_PROBLEM TO WORK ON_
Gather the lines that hold the string "page".

◇ ◇ ◇

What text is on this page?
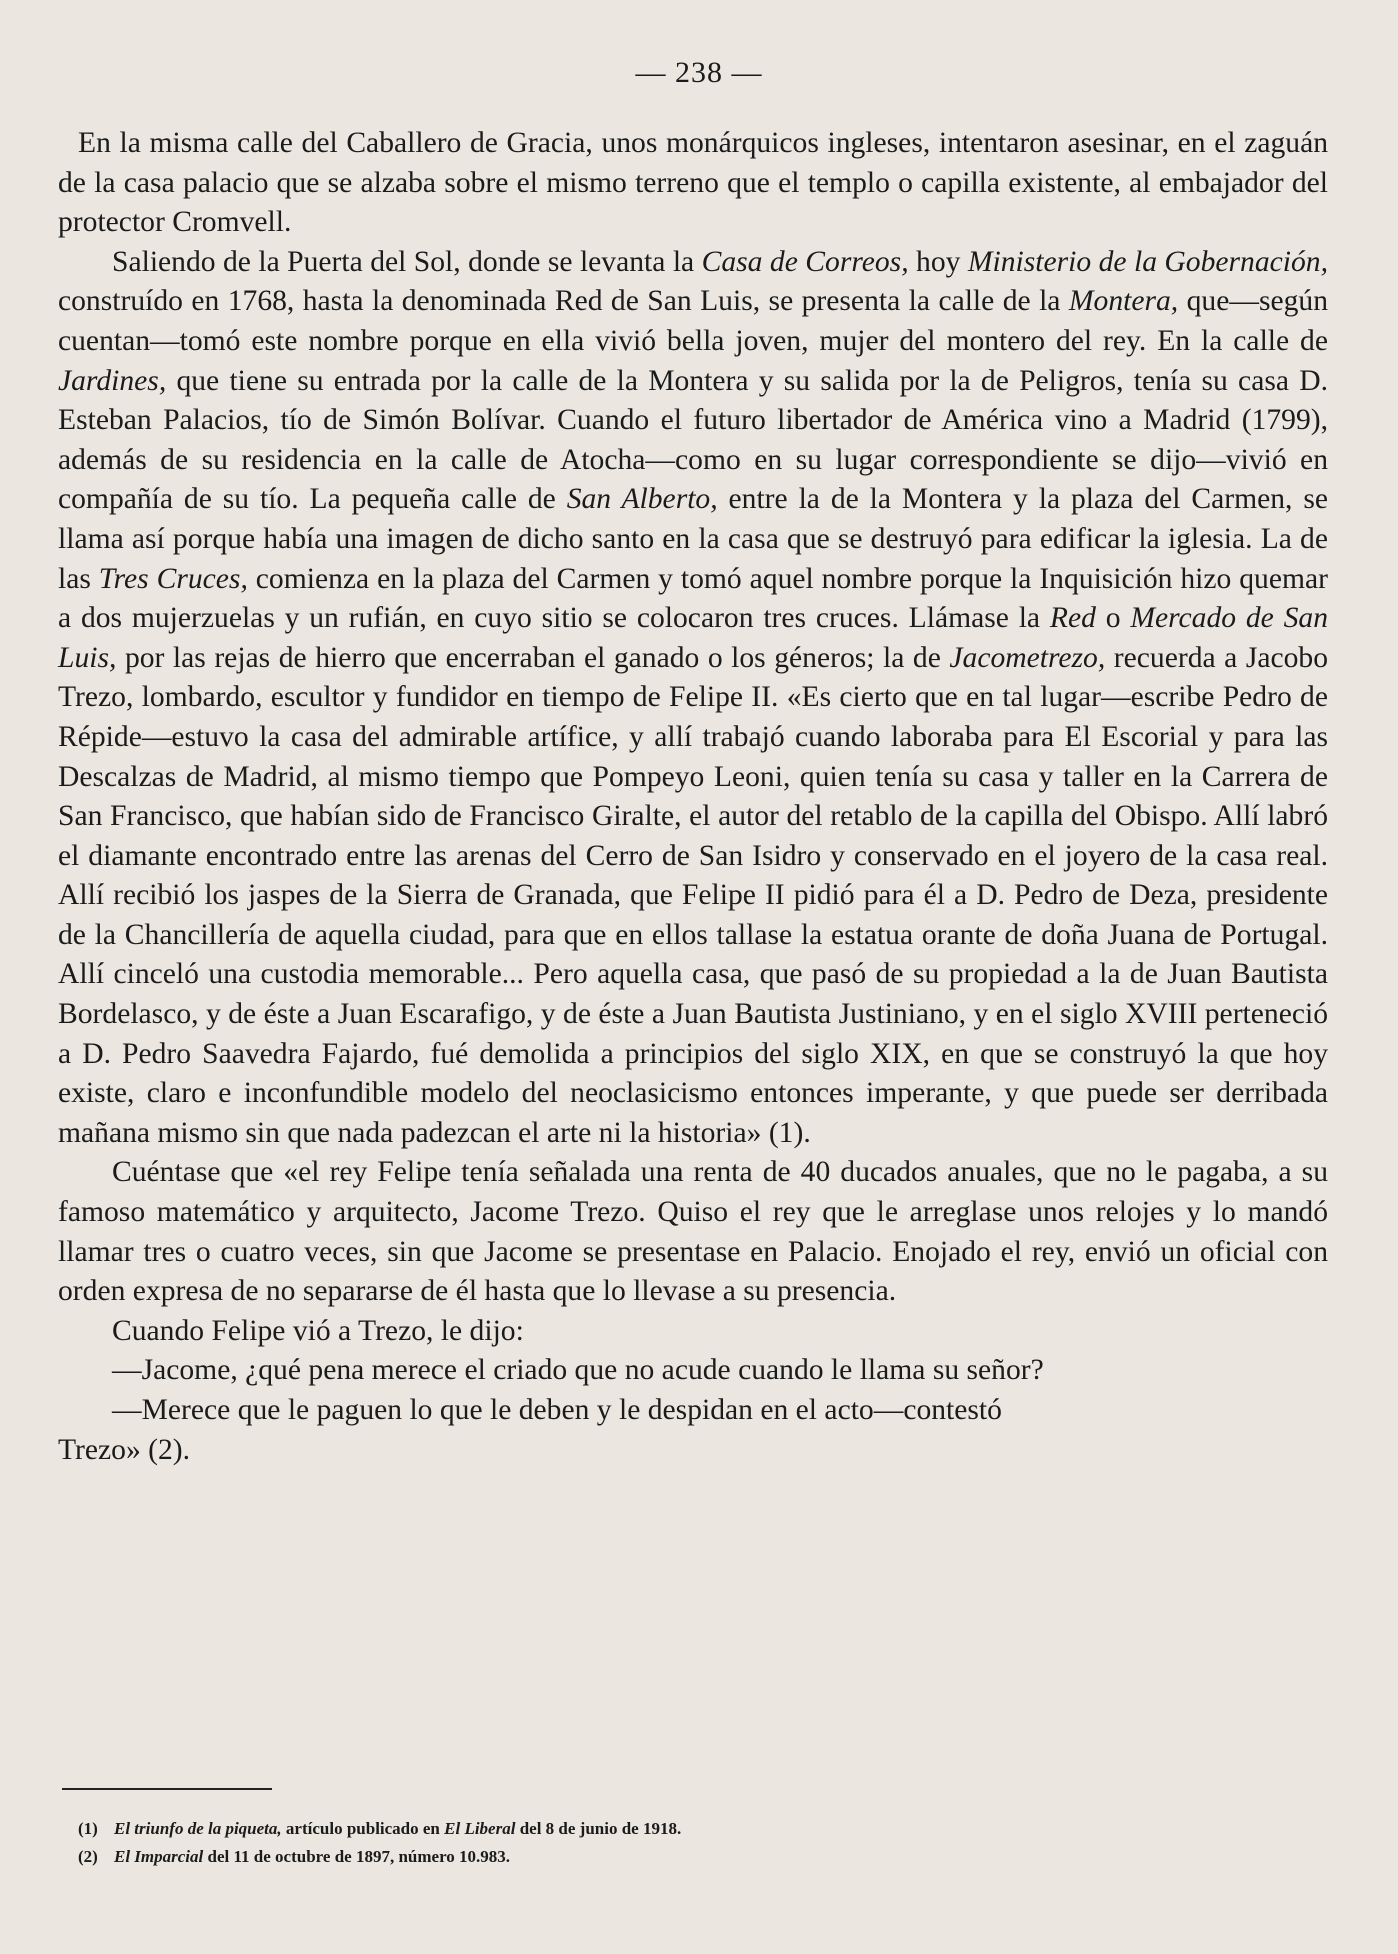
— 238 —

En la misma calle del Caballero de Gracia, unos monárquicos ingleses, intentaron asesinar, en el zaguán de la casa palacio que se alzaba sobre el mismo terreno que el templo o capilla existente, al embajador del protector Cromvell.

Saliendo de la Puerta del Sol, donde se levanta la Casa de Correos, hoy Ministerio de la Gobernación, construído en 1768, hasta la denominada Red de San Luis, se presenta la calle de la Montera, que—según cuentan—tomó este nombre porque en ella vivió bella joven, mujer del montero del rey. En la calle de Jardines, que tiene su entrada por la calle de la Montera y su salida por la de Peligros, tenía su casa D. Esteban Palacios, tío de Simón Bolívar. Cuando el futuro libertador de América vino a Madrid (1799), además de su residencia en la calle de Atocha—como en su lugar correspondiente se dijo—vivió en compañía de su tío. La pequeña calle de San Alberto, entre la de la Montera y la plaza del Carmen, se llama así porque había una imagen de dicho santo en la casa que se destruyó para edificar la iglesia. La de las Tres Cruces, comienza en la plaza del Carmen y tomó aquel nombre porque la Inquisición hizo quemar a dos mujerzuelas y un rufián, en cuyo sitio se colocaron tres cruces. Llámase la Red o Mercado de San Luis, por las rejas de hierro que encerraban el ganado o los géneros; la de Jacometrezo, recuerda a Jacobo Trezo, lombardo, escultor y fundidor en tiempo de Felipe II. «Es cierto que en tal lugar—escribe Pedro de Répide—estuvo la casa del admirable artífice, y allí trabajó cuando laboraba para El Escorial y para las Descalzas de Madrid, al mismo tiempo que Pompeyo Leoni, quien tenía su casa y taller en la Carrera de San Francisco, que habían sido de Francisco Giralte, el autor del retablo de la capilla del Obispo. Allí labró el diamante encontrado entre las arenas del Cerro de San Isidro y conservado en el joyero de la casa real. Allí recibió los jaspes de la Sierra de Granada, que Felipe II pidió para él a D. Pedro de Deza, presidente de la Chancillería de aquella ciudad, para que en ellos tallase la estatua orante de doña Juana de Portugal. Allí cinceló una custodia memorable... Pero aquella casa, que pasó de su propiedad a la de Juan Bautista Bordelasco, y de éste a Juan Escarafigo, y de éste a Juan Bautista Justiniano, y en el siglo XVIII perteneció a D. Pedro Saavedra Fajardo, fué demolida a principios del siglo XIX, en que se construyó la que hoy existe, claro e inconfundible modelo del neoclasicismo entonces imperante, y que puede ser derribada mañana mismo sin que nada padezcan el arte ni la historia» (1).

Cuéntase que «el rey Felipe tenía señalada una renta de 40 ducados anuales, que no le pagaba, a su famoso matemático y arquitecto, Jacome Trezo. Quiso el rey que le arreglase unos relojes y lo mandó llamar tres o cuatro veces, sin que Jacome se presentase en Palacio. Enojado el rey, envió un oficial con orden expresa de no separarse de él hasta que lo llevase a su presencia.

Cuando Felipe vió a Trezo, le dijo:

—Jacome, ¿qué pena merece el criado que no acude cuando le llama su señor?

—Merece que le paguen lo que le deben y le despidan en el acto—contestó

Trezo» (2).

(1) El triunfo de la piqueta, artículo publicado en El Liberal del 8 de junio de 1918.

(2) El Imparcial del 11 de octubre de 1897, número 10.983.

◇ ◇ ◇

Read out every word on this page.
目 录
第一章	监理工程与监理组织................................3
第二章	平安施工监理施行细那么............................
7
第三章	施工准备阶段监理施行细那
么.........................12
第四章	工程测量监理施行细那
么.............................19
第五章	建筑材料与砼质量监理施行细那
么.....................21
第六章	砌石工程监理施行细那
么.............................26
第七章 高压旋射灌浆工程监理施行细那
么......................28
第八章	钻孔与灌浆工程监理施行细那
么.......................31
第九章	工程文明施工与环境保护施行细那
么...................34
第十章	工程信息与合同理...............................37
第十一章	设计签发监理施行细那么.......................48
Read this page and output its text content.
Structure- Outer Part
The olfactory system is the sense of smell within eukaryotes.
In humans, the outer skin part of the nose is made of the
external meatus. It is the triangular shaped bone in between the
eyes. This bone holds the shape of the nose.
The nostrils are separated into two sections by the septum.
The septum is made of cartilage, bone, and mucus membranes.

◇ ◇ ◇

_PROBLEM SOLUTION_
What text is on this page?
Read out every word on this page.
Read this page and output its text content.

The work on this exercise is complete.